- _Direction_: Scan the entries below and count the lines holding the string "afirmó". Supply only the number.

------ Data for the task ------

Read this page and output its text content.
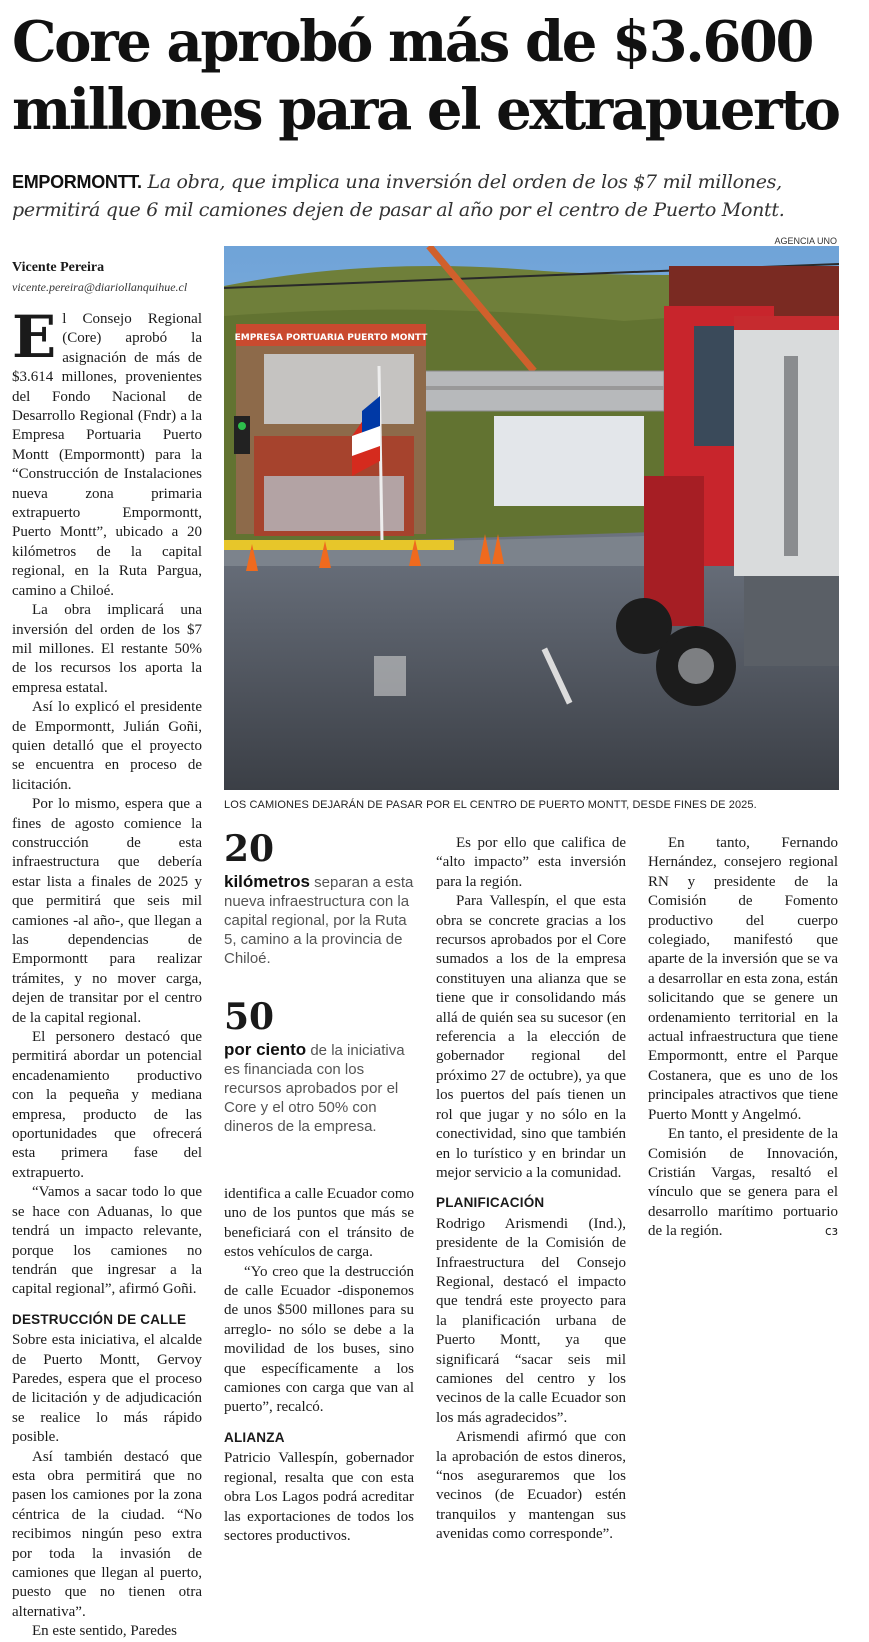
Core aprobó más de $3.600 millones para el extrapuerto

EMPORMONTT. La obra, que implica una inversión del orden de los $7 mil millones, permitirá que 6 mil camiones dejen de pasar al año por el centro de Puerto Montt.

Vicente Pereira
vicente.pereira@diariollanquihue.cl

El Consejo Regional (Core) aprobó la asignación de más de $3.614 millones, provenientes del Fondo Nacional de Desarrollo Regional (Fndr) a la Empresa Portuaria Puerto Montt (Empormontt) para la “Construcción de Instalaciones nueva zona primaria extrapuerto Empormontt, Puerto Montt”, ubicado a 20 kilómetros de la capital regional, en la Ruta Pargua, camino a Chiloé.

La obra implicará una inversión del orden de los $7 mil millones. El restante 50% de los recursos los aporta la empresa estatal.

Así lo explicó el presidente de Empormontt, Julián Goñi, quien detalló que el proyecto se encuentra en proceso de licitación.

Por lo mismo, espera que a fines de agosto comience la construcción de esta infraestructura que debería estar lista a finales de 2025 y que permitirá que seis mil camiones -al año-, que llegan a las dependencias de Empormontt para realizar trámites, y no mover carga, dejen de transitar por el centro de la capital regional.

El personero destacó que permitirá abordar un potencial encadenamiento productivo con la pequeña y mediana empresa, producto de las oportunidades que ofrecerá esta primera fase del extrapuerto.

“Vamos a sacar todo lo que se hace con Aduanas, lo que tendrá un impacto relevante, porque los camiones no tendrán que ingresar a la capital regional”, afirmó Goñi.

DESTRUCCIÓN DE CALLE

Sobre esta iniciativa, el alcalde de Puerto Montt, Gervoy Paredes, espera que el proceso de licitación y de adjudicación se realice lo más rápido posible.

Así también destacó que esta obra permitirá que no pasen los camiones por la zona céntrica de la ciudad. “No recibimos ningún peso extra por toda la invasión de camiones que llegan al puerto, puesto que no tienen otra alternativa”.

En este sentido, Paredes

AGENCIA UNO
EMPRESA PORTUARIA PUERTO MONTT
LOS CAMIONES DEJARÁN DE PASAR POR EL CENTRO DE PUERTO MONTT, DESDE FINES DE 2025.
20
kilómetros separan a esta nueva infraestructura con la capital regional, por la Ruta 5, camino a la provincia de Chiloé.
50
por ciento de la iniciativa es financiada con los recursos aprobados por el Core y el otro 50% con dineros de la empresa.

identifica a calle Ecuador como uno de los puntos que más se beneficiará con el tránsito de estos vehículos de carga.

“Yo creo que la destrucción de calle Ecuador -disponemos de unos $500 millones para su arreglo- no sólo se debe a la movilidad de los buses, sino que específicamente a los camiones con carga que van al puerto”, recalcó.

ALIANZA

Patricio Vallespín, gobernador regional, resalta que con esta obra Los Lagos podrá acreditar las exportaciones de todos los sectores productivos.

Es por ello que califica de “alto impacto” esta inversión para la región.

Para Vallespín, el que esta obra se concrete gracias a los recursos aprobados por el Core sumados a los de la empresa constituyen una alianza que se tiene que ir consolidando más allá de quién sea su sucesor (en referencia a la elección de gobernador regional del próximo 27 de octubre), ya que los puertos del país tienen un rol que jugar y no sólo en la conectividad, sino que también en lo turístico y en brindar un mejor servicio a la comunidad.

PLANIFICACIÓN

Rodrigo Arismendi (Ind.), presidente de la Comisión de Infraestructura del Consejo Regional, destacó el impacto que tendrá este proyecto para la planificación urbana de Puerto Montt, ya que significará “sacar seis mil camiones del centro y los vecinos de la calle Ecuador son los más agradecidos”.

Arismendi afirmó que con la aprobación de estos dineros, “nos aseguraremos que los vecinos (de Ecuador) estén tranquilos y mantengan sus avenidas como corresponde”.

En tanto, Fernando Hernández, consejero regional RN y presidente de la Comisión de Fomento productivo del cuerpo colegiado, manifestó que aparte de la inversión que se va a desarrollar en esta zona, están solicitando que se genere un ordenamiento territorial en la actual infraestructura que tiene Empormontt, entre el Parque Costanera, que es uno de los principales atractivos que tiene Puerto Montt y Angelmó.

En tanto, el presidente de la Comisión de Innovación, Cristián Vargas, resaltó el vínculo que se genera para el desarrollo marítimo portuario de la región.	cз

------
------ Data for the task ------

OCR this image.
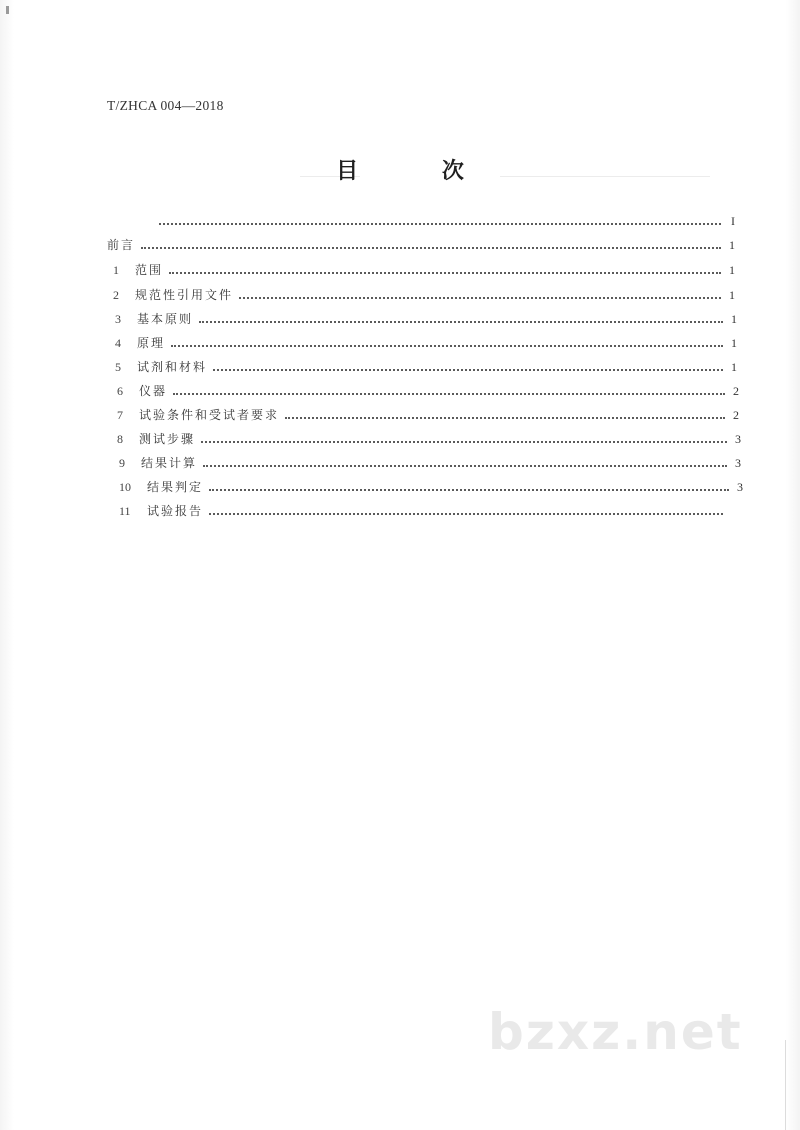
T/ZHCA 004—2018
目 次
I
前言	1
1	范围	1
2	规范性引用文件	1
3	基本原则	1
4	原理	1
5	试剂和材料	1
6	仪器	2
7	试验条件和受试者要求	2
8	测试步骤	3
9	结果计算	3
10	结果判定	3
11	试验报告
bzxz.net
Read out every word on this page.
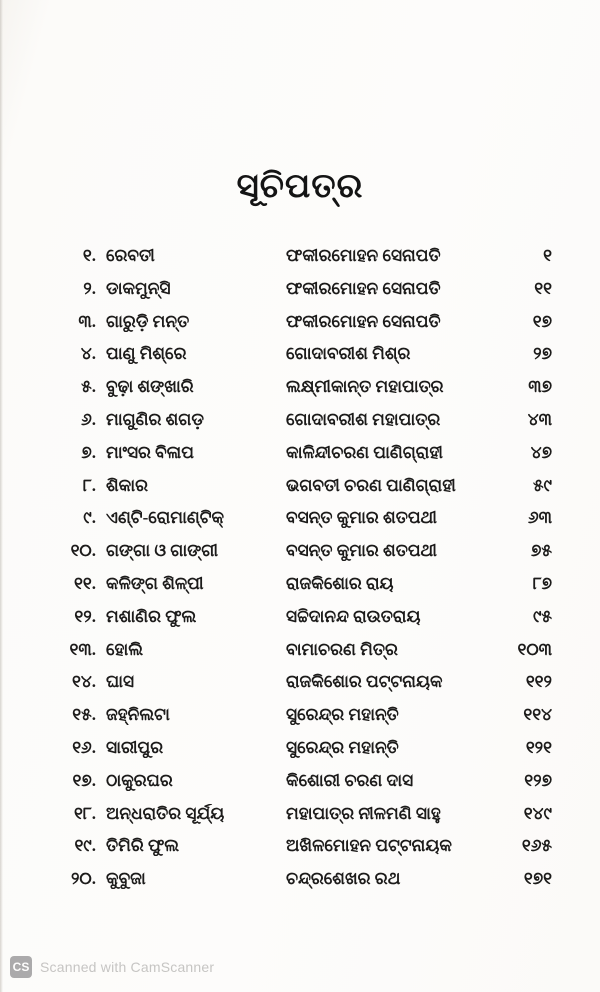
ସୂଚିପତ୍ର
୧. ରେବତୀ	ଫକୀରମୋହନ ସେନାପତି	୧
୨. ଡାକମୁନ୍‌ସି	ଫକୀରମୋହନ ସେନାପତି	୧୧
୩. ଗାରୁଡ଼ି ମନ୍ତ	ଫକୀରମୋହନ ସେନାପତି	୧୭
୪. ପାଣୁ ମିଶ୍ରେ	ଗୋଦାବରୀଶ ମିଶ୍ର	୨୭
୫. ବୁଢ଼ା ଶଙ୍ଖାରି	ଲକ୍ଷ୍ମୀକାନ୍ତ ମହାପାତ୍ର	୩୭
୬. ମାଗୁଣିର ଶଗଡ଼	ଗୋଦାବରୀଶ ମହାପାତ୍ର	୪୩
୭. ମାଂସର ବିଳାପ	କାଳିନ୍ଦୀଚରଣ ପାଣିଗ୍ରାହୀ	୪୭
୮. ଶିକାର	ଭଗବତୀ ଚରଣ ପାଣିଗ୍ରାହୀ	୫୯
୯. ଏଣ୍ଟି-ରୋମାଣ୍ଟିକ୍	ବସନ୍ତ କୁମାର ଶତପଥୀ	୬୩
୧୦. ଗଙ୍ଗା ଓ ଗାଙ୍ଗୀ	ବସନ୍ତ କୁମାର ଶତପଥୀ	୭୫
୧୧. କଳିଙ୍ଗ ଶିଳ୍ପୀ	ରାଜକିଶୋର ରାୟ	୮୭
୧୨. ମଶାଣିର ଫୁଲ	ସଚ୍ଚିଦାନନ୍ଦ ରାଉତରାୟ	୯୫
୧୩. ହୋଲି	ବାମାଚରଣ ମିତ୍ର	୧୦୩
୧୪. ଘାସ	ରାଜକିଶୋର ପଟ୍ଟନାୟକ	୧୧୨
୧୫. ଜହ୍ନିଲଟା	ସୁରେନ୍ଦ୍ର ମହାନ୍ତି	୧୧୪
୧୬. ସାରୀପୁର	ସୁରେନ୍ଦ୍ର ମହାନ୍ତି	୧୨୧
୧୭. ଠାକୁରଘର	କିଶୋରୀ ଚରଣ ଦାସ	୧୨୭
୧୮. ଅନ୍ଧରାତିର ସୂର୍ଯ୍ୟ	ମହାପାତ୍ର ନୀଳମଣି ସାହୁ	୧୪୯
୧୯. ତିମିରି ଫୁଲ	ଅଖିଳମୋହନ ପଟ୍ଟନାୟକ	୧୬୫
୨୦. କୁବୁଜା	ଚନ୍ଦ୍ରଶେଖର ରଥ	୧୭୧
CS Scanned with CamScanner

------

- _Result_: 2